Instructions for the task: Report each line of the entries that contains the word "Expression", copied in full.

Collection entries:

..........

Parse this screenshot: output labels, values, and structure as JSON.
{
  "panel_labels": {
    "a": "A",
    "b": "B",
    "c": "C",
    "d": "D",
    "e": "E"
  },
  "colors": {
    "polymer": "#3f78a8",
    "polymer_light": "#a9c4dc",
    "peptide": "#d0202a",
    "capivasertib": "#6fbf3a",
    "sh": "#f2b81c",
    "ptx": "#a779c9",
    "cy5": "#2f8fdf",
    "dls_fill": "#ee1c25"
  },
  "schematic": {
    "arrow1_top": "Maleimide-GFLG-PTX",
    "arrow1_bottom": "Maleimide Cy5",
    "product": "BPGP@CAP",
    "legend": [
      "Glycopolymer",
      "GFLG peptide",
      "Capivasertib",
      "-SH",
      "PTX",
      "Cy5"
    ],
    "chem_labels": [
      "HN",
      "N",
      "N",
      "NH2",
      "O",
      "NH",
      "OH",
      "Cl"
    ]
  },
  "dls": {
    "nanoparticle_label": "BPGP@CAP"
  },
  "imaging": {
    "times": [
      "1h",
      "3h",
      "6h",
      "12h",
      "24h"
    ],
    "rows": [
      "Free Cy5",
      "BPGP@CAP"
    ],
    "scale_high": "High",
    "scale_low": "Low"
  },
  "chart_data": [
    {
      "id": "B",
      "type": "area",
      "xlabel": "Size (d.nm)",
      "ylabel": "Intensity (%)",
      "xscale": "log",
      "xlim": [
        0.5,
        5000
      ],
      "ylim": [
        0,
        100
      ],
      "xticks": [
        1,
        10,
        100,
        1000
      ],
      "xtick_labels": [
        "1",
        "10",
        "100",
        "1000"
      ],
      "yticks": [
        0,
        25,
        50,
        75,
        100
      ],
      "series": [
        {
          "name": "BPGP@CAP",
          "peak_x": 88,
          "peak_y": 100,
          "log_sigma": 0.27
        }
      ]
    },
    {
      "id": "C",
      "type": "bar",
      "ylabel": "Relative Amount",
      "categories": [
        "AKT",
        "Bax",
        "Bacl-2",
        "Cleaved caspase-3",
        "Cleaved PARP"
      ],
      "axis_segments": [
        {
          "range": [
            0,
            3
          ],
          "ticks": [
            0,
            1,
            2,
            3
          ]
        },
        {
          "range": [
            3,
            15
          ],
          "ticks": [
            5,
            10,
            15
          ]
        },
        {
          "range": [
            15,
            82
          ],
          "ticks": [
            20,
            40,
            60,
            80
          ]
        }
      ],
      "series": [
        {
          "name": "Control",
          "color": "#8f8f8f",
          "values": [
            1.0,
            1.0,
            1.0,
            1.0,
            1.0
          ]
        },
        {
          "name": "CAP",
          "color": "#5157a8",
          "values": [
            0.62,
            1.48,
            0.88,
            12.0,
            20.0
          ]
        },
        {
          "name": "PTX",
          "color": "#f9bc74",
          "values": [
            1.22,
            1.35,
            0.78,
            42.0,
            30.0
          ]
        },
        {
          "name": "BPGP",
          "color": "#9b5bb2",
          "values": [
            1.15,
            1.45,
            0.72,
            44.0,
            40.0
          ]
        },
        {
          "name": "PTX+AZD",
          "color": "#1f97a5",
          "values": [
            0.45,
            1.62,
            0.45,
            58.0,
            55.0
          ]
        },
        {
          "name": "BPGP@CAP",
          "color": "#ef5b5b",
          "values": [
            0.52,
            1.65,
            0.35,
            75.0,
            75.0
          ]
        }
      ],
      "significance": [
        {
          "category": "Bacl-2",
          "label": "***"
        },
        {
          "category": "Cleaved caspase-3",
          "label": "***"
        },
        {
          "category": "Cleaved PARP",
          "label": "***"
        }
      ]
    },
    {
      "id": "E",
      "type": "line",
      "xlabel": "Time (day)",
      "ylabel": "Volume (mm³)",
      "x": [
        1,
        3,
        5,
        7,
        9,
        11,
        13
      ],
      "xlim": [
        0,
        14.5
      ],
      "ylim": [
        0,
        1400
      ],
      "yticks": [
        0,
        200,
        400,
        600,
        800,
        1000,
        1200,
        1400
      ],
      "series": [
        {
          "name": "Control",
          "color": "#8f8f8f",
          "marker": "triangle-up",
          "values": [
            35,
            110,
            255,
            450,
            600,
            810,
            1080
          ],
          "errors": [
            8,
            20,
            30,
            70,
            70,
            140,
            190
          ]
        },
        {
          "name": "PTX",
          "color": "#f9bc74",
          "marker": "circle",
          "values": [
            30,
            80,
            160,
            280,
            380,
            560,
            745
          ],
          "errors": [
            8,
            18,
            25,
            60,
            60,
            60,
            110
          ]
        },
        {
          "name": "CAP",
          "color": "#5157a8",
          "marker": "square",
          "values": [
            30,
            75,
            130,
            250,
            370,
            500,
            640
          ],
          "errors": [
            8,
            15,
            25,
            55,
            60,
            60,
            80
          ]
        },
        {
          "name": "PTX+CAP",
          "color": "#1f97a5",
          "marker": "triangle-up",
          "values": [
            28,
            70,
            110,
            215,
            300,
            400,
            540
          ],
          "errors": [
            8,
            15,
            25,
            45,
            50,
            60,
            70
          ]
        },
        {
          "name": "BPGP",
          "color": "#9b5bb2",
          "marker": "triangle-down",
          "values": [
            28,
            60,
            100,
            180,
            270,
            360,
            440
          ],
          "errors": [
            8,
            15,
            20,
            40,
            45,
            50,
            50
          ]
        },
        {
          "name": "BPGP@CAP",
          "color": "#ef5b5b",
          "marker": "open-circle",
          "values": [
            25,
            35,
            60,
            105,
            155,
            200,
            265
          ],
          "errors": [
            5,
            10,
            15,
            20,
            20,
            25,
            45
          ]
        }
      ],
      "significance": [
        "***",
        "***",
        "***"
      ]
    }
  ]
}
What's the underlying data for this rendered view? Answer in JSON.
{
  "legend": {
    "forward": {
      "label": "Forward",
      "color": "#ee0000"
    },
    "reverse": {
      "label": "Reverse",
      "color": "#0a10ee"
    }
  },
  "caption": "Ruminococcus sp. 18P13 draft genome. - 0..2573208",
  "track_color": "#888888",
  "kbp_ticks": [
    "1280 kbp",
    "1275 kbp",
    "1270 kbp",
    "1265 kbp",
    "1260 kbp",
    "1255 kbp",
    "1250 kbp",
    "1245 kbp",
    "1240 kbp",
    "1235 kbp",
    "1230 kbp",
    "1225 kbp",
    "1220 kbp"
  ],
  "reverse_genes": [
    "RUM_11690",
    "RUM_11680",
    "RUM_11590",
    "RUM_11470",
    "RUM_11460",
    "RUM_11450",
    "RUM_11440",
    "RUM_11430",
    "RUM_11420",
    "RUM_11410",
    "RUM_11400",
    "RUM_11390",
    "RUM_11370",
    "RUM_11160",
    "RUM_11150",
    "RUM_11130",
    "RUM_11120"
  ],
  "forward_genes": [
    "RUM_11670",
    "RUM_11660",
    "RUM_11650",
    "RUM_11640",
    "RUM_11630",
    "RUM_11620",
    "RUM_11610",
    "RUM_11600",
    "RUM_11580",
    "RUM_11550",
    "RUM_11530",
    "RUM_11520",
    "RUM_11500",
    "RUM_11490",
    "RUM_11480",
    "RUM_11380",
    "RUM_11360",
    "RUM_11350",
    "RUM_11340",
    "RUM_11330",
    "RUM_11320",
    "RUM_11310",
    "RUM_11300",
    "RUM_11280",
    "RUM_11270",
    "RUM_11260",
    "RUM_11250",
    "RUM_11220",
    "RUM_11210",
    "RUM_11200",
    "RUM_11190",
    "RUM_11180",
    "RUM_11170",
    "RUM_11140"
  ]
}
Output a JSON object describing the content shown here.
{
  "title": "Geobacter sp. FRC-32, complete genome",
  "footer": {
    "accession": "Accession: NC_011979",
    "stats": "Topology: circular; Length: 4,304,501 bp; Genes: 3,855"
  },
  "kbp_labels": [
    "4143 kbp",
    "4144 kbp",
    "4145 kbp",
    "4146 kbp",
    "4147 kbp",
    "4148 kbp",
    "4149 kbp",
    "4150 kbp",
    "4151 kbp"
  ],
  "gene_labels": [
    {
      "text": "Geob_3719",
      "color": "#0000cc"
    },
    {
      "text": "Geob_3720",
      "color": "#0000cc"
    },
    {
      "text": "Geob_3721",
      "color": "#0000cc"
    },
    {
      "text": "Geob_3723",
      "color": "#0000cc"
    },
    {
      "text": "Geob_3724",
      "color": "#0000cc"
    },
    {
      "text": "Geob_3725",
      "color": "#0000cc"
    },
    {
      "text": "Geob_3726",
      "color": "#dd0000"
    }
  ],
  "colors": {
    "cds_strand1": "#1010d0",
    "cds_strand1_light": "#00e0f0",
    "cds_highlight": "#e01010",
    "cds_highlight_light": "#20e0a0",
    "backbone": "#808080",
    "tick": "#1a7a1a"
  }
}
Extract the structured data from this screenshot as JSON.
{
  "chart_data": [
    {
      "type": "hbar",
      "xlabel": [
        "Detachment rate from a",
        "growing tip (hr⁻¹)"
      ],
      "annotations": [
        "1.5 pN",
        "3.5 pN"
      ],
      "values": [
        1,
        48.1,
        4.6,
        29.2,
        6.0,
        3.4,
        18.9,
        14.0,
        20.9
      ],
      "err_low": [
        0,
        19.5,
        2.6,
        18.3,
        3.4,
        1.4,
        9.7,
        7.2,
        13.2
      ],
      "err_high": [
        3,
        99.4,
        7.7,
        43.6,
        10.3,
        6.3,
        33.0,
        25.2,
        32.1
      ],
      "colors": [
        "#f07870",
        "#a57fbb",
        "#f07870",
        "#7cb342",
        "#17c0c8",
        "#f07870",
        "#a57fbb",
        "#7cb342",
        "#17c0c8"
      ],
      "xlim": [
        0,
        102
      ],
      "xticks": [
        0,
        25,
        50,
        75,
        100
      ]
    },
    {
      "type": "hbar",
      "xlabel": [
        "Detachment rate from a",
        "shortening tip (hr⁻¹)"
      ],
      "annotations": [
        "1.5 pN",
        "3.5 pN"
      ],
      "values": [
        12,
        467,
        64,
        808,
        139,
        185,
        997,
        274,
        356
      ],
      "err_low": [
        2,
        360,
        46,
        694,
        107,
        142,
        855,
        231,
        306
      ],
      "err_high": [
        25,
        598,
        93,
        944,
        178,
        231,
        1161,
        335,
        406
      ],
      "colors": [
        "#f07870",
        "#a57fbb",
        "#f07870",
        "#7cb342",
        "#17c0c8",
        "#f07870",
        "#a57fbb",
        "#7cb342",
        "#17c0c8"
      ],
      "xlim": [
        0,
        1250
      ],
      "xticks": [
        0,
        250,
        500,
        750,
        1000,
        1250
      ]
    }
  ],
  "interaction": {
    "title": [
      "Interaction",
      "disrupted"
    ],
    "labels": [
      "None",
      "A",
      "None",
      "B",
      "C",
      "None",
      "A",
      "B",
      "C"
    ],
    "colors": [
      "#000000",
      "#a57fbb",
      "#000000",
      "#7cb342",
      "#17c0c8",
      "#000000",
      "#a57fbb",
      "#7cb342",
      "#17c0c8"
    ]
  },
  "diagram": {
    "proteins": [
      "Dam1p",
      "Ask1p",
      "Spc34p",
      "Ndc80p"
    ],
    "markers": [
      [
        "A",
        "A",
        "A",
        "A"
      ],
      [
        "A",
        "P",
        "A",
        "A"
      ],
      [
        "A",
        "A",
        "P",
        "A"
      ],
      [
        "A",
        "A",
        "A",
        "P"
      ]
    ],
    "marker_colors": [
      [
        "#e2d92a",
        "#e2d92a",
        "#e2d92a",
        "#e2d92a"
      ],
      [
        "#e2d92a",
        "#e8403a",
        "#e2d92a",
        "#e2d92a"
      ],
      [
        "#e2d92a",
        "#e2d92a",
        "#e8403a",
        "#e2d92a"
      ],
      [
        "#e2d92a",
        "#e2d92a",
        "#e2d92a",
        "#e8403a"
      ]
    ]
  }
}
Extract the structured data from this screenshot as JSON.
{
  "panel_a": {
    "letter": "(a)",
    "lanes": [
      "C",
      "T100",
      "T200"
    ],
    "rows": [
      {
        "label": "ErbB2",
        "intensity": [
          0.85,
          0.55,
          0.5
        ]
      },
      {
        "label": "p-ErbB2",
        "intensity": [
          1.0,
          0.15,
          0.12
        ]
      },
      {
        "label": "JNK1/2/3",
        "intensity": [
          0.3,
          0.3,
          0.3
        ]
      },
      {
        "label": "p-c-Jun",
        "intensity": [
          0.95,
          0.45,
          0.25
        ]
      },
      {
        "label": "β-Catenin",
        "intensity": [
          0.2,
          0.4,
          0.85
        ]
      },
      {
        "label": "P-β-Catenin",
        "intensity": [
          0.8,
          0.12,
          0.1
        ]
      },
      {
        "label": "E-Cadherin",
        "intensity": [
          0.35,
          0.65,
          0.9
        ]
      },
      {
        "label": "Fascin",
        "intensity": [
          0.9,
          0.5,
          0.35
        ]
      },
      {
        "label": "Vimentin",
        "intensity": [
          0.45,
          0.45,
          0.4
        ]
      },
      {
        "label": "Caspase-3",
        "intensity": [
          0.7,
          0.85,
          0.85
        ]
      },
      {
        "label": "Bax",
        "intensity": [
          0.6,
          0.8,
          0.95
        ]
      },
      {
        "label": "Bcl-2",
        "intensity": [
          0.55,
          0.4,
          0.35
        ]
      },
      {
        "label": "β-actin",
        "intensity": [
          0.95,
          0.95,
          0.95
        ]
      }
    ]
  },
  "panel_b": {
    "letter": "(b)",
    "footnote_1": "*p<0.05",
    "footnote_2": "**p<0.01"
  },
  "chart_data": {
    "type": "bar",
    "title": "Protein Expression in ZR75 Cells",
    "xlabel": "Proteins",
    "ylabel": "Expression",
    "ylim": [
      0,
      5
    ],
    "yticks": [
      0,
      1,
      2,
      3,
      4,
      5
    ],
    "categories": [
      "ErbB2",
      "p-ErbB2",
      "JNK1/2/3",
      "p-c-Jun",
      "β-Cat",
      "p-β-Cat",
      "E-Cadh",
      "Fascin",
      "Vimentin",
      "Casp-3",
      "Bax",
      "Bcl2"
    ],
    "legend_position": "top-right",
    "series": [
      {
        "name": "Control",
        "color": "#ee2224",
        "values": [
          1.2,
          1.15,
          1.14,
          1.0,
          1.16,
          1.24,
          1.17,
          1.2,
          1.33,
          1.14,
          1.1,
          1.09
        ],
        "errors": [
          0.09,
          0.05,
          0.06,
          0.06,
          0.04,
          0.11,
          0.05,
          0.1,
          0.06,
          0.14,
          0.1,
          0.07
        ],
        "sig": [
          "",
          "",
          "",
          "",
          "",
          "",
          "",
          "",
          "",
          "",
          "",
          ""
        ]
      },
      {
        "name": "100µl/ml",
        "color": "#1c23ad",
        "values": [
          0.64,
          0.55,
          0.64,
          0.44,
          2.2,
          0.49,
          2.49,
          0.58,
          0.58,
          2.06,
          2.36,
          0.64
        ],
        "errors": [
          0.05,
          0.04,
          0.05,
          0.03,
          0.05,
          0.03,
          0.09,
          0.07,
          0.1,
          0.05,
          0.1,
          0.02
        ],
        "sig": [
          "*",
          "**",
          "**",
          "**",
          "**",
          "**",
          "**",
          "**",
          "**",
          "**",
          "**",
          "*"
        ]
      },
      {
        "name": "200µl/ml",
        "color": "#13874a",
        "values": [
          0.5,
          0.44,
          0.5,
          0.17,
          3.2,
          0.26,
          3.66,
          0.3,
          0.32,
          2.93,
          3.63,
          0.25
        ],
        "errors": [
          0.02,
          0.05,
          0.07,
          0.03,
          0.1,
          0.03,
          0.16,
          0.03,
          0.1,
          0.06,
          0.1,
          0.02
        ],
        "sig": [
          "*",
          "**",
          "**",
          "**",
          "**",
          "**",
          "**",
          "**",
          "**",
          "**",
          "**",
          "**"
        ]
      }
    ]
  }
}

..........

Exercise answer:
    "title": "Protein Expression in ZR75 Cells",
    "ylabel": "Expression",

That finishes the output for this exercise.